Problem description:
State only how many lines contain the string "going".

======== Records shown

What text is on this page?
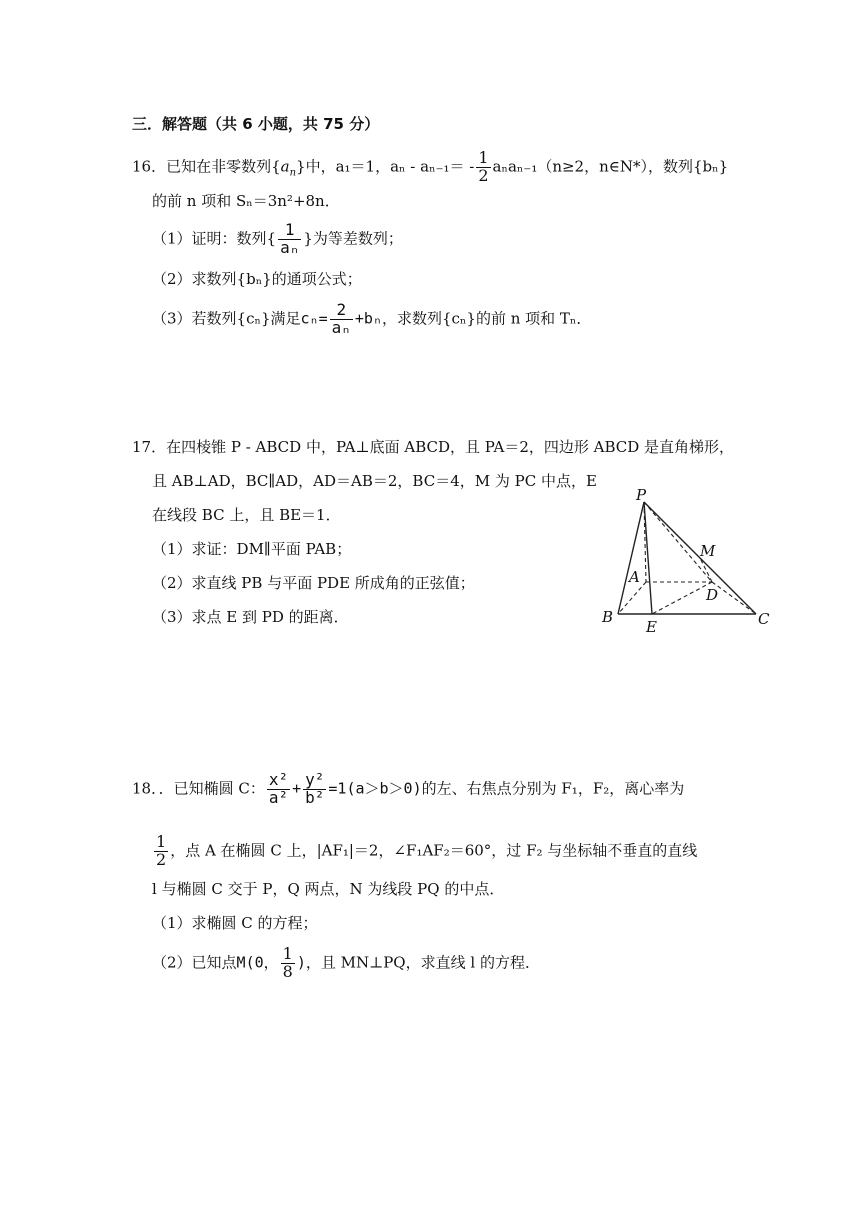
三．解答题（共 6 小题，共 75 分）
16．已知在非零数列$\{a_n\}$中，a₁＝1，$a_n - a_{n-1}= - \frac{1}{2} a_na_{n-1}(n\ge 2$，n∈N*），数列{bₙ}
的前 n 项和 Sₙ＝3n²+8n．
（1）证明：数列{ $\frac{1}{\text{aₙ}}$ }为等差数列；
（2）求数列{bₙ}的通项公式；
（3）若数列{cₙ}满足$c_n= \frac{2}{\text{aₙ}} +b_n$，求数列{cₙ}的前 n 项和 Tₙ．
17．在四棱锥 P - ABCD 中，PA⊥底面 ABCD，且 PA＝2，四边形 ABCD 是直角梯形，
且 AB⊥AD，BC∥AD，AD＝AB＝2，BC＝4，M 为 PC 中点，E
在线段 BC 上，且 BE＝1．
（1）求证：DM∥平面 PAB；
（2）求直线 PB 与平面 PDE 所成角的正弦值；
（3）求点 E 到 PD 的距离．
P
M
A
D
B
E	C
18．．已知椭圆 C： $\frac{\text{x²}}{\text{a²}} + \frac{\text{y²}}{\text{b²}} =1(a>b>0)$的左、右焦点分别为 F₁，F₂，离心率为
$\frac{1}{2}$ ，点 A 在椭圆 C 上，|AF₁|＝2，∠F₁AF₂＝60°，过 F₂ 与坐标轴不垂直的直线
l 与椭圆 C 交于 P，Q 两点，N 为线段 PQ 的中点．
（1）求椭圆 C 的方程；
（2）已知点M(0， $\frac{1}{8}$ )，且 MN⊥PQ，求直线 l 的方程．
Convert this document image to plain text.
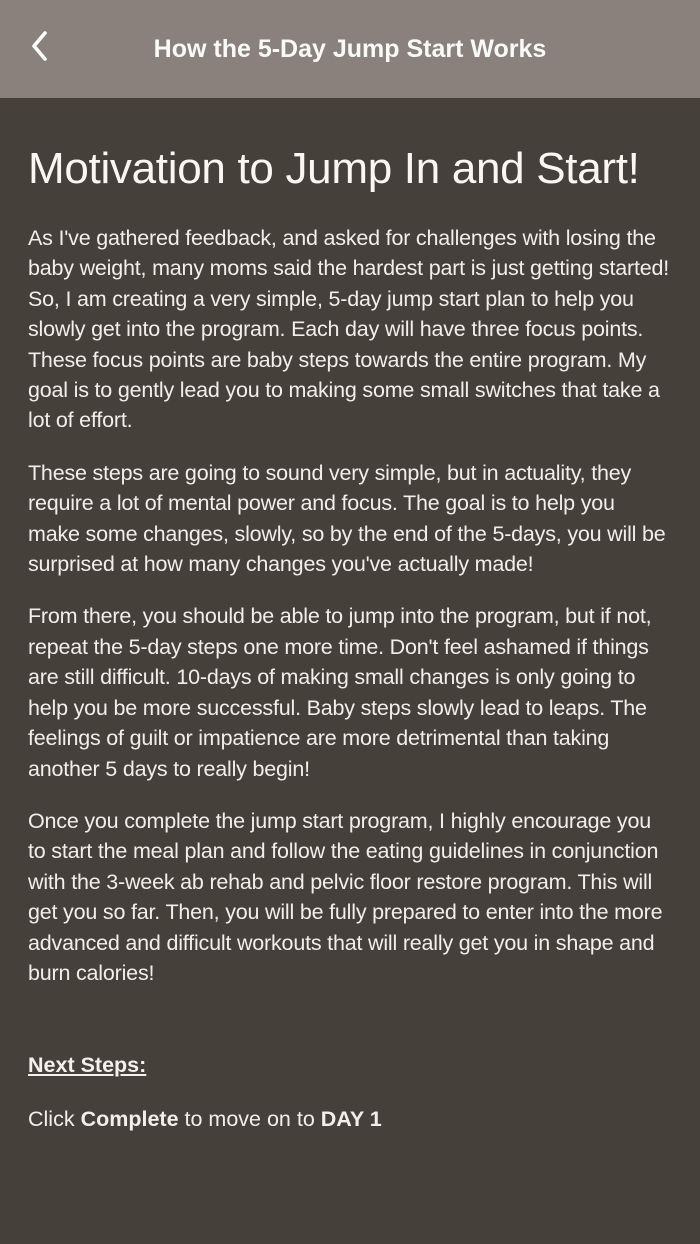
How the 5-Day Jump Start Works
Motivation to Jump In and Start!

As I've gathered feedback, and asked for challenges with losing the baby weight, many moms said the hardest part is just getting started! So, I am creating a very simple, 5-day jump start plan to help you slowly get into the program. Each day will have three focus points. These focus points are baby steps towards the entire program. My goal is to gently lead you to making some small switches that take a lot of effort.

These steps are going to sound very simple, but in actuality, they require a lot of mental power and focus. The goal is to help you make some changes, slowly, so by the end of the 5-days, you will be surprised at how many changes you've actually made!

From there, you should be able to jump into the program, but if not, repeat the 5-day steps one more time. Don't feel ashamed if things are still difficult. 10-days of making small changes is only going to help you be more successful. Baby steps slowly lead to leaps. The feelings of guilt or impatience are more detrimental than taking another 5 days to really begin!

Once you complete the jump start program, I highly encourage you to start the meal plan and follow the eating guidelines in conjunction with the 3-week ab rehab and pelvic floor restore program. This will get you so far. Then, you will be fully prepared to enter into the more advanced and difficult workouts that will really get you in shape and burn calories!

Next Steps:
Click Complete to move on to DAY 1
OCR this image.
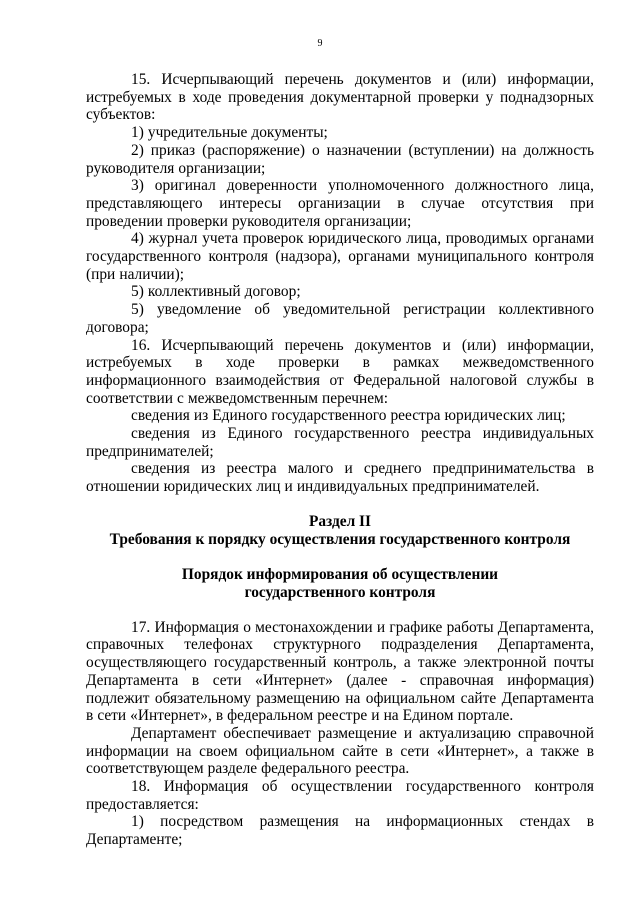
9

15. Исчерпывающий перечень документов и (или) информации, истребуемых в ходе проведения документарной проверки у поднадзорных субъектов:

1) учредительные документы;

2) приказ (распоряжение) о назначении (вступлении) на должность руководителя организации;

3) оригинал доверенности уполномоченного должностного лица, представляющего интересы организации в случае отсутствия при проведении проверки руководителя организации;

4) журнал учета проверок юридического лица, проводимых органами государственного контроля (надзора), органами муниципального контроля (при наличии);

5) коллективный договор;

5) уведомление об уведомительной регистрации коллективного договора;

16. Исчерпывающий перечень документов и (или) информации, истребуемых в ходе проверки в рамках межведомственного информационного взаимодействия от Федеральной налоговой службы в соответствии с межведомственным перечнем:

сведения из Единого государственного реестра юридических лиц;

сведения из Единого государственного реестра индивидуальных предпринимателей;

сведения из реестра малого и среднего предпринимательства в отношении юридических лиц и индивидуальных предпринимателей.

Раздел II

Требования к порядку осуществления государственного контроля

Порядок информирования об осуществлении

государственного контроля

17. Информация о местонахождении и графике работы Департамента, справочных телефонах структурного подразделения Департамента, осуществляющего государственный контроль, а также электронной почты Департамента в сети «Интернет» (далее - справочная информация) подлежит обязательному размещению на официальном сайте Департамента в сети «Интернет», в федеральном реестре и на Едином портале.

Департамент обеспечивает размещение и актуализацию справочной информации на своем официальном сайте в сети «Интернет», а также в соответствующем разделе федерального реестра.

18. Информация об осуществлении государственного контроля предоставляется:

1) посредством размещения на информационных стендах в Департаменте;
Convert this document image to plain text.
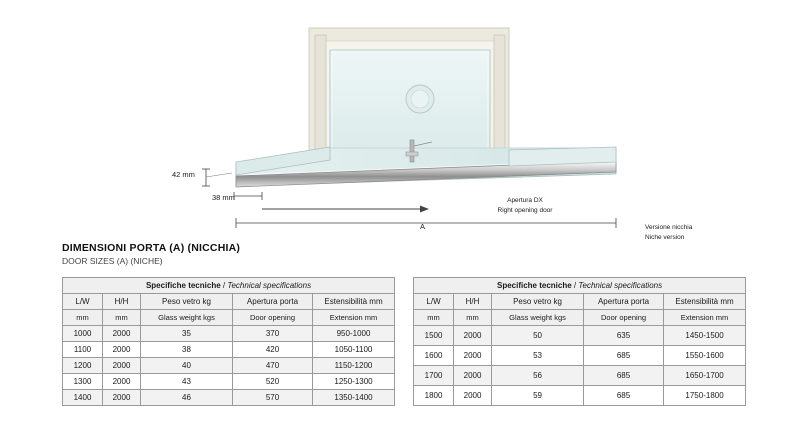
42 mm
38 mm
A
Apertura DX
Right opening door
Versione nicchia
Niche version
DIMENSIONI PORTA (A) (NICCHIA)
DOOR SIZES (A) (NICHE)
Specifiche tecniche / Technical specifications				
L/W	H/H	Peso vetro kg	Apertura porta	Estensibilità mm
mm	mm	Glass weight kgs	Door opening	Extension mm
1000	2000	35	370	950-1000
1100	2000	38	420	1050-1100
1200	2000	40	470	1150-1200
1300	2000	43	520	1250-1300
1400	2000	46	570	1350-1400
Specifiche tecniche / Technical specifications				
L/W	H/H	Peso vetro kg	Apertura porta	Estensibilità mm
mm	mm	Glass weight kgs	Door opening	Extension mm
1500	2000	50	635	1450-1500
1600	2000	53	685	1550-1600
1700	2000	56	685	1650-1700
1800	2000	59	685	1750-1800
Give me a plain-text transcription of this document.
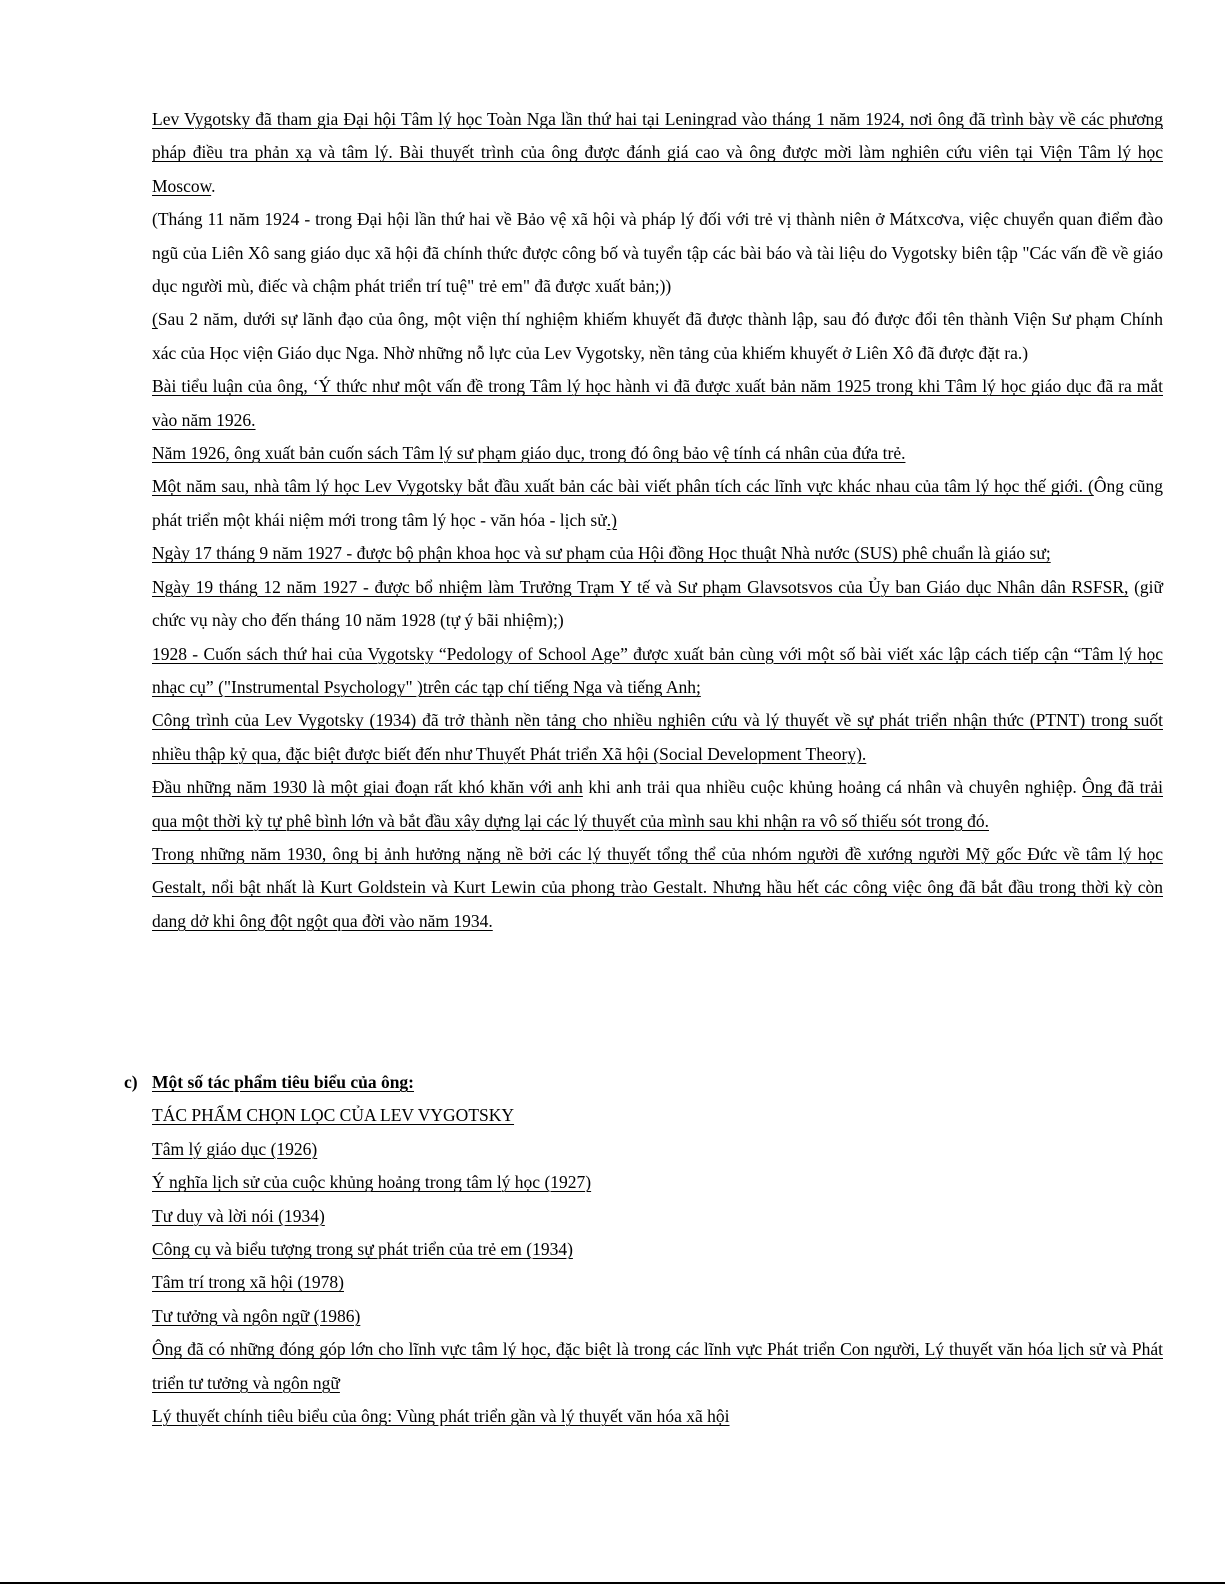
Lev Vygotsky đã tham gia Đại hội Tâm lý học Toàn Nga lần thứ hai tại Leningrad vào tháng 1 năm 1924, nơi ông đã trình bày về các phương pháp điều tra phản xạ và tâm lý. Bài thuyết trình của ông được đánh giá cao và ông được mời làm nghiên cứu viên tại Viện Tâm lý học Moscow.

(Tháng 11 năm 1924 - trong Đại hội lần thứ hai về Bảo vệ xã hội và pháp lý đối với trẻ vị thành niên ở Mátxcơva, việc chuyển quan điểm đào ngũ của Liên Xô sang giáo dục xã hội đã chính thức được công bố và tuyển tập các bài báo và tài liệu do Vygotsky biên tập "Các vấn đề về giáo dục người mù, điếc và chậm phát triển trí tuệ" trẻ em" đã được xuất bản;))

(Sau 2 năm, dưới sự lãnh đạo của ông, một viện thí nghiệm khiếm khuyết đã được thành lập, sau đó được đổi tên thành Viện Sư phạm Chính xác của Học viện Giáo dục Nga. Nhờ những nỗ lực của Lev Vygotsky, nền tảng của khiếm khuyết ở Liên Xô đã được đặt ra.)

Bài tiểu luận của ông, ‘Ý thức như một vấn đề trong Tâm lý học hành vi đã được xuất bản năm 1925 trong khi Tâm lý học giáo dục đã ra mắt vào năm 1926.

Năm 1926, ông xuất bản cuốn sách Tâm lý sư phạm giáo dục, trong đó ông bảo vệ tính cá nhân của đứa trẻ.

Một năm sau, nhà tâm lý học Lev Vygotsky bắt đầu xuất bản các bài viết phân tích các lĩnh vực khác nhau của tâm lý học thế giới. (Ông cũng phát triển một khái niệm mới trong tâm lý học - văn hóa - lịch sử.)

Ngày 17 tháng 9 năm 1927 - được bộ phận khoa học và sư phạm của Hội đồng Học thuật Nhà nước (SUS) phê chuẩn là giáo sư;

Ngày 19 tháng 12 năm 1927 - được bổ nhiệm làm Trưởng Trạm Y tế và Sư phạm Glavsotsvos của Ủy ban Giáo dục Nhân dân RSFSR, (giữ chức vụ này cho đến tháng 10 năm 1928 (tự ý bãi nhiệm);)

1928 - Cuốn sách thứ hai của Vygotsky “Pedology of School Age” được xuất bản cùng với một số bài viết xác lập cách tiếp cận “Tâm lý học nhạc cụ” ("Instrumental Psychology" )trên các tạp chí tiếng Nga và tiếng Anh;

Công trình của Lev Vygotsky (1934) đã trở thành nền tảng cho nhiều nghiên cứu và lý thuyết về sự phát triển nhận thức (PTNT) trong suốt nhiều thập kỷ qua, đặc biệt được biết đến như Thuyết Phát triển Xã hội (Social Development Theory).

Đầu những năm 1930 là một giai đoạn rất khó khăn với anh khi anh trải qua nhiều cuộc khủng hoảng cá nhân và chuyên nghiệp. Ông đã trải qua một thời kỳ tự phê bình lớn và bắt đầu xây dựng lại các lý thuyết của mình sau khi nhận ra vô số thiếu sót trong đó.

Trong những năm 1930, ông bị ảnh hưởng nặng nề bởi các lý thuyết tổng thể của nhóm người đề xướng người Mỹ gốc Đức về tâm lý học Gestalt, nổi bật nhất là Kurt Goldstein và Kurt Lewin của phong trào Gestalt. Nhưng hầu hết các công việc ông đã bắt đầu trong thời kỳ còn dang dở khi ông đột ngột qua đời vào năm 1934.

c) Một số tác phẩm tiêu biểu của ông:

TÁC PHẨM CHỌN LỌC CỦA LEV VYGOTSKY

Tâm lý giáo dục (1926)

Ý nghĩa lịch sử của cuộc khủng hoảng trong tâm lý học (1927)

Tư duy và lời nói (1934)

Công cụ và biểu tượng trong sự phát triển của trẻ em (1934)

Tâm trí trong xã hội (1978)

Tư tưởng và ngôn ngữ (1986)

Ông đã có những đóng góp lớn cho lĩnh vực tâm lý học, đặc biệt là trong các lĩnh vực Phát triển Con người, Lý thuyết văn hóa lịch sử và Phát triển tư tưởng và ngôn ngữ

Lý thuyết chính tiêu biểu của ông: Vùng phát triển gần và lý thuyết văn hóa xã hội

================

Final result:
2